### WORK TO BE COMPLETED
Copy out every line containing the word "Dodaj".

### RECORDS FOR PROCESSING
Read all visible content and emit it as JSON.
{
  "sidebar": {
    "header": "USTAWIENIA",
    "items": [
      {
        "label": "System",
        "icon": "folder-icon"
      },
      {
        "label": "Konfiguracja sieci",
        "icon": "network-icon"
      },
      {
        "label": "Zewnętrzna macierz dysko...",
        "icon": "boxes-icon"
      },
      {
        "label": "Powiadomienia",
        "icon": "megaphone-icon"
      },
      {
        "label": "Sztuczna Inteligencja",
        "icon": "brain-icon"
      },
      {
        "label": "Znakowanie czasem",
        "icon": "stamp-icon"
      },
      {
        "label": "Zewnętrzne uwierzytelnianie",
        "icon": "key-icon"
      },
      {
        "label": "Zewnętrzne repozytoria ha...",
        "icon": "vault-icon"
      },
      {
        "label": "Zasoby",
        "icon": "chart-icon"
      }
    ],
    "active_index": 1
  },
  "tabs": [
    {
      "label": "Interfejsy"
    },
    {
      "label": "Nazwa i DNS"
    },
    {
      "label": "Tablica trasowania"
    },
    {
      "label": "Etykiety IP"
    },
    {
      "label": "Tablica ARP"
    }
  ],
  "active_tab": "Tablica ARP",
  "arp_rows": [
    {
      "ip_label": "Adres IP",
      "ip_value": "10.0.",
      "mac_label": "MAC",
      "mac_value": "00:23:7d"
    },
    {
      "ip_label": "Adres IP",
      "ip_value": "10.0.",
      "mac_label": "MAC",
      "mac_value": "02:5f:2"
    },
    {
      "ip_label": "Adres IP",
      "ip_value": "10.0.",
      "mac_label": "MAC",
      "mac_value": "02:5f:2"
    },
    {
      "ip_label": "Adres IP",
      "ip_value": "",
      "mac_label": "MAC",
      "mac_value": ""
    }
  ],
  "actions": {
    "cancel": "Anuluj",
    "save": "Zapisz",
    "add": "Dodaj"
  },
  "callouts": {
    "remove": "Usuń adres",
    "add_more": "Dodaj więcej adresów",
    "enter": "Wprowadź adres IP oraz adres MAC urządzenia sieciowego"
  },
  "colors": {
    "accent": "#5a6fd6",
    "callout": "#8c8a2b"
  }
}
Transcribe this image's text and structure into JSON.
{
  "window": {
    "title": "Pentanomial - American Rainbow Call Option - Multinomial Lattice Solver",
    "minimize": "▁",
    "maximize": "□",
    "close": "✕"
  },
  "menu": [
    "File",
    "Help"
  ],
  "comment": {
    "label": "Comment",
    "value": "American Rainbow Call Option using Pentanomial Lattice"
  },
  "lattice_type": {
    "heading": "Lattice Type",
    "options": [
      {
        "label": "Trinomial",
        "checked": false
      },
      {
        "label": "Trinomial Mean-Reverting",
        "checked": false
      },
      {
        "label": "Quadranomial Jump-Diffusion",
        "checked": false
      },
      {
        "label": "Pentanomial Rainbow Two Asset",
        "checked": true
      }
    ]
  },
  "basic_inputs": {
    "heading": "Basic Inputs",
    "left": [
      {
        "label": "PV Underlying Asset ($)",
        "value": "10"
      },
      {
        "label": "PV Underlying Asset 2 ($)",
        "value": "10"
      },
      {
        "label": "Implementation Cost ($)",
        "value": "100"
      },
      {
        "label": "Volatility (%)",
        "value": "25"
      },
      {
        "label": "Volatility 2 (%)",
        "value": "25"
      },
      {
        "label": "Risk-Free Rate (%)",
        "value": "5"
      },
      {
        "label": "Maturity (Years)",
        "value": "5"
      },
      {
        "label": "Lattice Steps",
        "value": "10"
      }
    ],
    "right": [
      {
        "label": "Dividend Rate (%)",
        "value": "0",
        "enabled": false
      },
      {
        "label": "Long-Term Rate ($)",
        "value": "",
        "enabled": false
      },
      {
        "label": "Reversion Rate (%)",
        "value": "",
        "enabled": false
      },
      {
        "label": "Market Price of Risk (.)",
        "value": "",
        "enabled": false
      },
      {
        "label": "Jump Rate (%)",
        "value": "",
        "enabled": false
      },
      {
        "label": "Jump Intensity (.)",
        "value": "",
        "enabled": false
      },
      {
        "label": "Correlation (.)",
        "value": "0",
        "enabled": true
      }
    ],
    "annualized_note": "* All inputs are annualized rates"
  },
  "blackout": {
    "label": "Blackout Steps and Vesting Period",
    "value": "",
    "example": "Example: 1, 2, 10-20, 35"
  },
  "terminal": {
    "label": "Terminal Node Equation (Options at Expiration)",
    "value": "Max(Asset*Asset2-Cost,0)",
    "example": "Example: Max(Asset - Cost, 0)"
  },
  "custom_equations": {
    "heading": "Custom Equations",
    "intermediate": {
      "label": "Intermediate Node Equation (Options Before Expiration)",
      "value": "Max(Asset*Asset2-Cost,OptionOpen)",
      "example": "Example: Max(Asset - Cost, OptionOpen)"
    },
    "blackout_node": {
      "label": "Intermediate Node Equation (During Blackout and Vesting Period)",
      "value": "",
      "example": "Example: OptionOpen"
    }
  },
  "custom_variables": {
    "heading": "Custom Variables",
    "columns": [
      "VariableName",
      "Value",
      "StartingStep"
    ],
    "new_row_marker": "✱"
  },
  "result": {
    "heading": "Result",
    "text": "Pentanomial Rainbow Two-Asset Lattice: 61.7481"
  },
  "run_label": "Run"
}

### THE COMPLETED TASK
    "add": "Dodaj"
    "add_more": "Dodaj więcej adresów",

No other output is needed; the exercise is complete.